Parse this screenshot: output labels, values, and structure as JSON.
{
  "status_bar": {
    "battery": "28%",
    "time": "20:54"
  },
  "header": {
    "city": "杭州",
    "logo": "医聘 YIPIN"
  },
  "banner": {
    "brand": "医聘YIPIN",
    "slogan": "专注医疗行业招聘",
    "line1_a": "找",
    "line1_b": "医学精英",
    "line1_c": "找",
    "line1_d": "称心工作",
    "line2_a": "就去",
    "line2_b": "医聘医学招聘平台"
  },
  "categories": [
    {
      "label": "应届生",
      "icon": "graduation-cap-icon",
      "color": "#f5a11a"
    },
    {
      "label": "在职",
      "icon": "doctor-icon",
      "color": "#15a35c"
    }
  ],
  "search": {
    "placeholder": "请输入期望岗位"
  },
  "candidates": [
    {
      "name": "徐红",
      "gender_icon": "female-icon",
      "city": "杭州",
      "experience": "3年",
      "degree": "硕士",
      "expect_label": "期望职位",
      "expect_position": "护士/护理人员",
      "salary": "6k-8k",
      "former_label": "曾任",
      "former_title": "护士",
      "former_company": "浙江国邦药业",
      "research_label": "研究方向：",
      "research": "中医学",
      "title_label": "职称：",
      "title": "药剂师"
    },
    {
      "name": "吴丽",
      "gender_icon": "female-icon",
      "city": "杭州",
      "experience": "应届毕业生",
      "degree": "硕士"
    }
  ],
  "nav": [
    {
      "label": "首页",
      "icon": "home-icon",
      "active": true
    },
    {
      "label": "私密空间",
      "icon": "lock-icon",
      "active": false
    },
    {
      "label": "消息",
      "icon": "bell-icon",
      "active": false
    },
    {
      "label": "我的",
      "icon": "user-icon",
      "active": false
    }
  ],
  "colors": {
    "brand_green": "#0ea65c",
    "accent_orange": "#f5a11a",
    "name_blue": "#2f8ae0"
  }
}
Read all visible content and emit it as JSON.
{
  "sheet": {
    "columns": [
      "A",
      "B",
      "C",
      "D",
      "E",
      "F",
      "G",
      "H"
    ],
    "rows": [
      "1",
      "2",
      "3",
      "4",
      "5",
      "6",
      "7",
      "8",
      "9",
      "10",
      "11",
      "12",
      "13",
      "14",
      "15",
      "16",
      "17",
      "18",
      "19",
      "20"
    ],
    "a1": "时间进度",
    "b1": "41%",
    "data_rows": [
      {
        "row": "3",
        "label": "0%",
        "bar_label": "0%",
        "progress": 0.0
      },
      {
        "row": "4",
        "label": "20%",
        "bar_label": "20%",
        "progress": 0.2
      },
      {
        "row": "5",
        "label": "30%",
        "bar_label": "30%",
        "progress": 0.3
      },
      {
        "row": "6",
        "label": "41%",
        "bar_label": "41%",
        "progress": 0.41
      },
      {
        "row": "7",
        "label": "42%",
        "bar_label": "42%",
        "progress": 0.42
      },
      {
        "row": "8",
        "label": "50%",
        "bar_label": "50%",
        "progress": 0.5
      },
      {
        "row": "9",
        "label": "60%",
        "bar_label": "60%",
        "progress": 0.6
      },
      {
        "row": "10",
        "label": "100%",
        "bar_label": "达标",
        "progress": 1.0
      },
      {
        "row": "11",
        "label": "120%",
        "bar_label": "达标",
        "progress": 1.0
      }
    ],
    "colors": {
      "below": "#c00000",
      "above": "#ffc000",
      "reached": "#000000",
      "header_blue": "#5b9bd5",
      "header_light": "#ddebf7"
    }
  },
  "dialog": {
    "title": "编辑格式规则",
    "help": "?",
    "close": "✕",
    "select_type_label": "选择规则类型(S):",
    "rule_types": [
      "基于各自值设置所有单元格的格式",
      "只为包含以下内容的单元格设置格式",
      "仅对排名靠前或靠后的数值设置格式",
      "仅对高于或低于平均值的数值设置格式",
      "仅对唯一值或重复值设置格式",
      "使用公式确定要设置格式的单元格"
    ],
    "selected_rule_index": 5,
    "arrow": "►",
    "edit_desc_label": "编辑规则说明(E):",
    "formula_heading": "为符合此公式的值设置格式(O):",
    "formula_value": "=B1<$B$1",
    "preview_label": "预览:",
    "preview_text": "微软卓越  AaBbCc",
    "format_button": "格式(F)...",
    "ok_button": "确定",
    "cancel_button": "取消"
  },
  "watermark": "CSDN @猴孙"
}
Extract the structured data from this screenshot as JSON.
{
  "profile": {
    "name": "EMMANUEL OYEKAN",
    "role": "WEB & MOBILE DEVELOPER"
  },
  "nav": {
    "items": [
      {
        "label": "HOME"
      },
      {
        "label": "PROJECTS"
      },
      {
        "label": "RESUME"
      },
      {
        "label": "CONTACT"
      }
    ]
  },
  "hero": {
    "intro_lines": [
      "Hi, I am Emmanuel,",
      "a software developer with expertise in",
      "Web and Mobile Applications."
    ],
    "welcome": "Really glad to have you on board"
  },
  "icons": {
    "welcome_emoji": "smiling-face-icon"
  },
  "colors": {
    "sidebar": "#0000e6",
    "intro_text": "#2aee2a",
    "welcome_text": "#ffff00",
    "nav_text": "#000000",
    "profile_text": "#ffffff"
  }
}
══════════════════════════════
Directions for this task: Give only the number of lines in the records that contain the string "progress".

Written response: 9